TASK ITEM |
Only the lines with the string "role" are needed; return each of them from the entries below.

DATA FOR ANALYSIS |
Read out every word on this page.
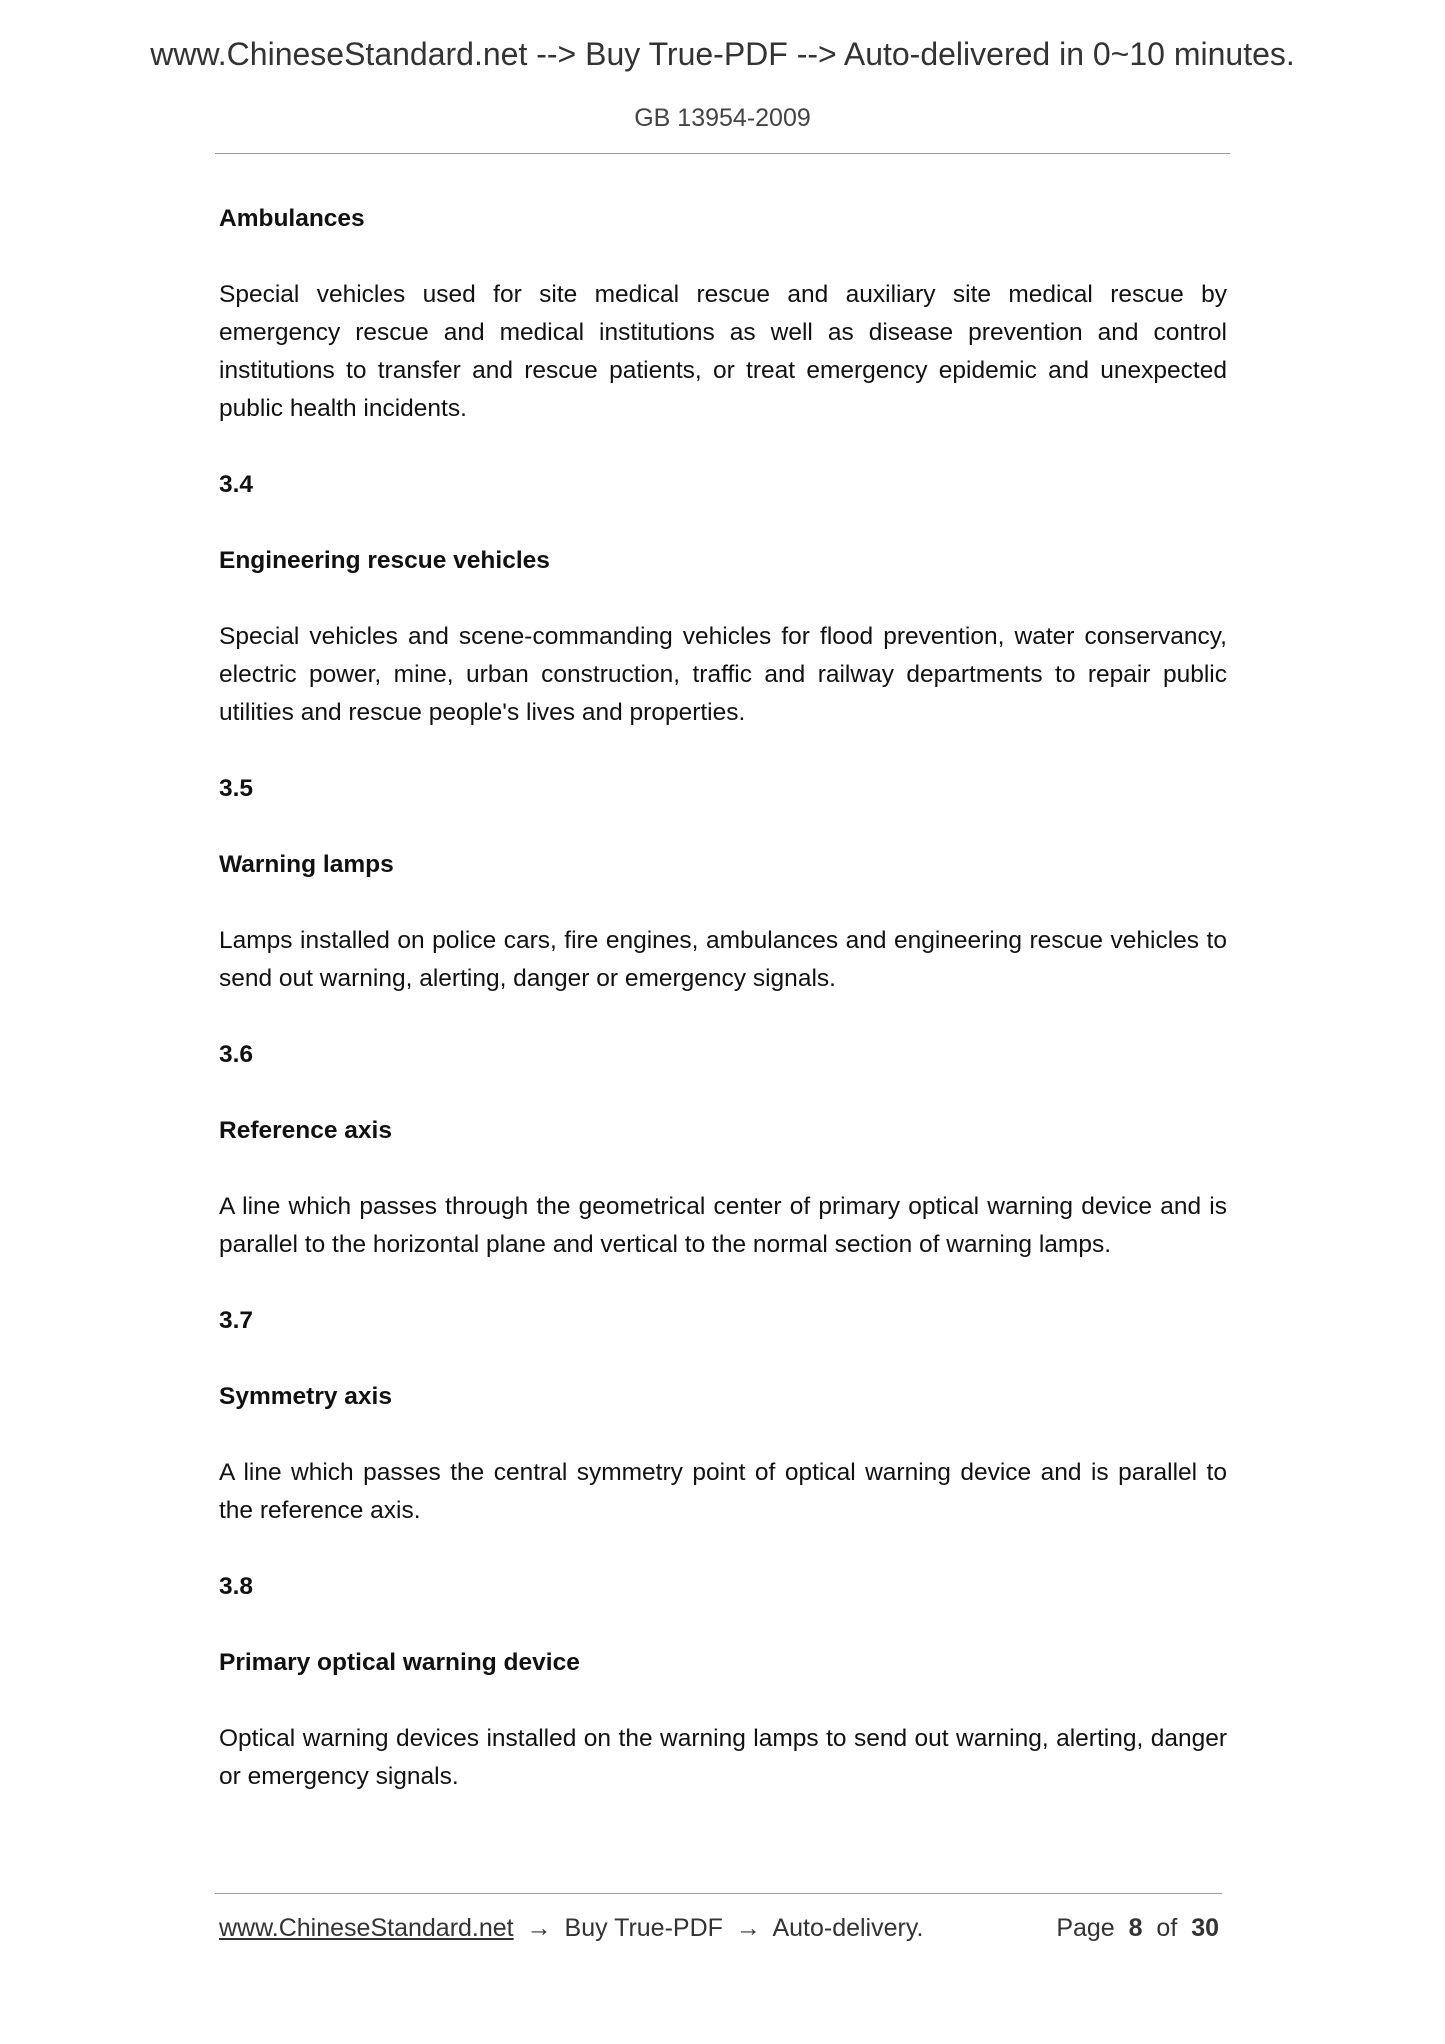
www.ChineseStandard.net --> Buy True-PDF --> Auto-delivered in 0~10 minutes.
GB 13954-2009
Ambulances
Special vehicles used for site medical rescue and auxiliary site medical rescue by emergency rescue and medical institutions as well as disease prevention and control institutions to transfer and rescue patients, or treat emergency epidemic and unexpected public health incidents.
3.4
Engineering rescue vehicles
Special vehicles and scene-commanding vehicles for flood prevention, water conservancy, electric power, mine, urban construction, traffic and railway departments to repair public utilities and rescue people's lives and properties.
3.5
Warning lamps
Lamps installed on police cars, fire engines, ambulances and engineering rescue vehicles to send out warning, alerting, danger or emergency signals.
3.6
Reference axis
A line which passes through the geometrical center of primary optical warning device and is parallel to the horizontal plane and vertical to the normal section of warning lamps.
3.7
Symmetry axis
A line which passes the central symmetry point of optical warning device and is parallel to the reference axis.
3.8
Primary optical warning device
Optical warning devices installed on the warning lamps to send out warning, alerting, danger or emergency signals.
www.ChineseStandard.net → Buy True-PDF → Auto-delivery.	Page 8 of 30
--
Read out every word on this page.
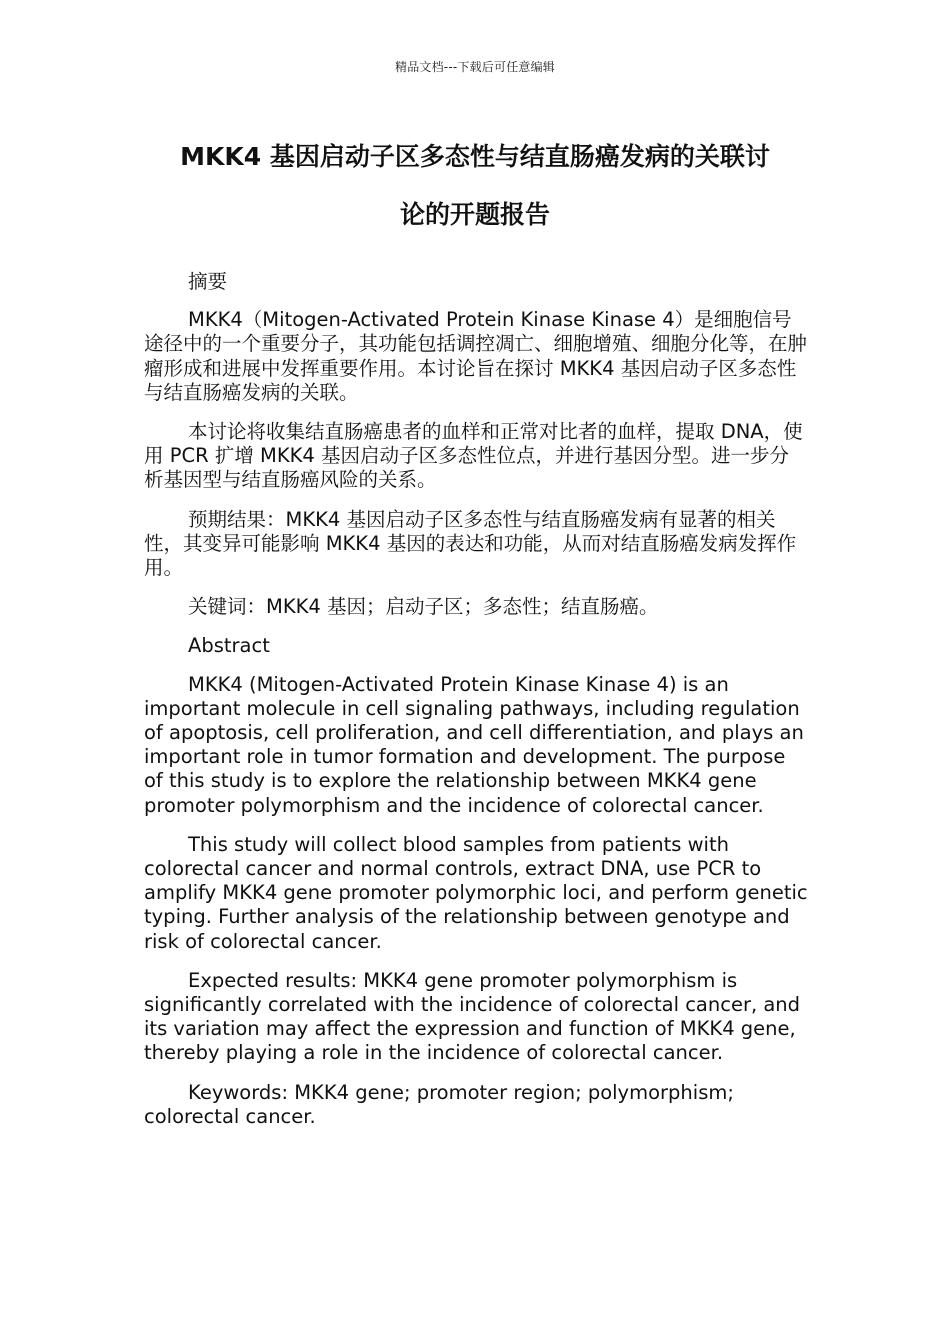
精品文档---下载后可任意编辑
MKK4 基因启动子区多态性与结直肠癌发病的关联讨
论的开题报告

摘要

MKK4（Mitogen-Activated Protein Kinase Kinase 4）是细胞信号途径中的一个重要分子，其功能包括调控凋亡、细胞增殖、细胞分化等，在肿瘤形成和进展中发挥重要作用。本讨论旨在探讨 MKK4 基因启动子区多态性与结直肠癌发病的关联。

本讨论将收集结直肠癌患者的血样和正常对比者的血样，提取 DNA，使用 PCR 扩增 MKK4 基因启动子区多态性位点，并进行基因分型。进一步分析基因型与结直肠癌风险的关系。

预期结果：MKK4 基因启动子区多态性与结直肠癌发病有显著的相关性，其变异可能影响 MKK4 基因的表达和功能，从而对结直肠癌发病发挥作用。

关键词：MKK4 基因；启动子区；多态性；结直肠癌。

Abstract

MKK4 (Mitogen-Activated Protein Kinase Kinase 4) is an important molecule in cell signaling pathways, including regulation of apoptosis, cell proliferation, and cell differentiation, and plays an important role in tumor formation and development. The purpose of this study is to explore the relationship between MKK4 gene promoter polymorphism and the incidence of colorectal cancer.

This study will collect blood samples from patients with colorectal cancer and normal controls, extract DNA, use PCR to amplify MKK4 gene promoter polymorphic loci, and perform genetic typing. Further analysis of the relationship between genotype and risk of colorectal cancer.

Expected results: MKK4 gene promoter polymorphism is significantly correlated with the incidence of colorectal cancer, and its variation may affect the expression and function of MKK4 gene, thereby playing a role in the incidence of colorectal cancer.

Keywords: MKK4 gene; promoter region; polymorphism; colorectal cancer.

SOLUTION TO THE PROBLEM |
MKK4 (Mitogen-Activated Protein Kinase Kinase 4) is an important molecule in cell signaling pathways, including regulation of apoptosis, cell proliferation, and cell differentiation, and plays an important role in tumor formation and development. The purpose of this study is to explore the relationship between MKK4 gene promoter polymorphism and the incidence of colorectal cancer.
Expected results: MKK4 gene promoter polymorphism is significantly correlated with the incidence of colorectal cancer, and its variation may affect the expression and function of MKK4 gene, thereby playing a role in the incidence of colorectal cancer.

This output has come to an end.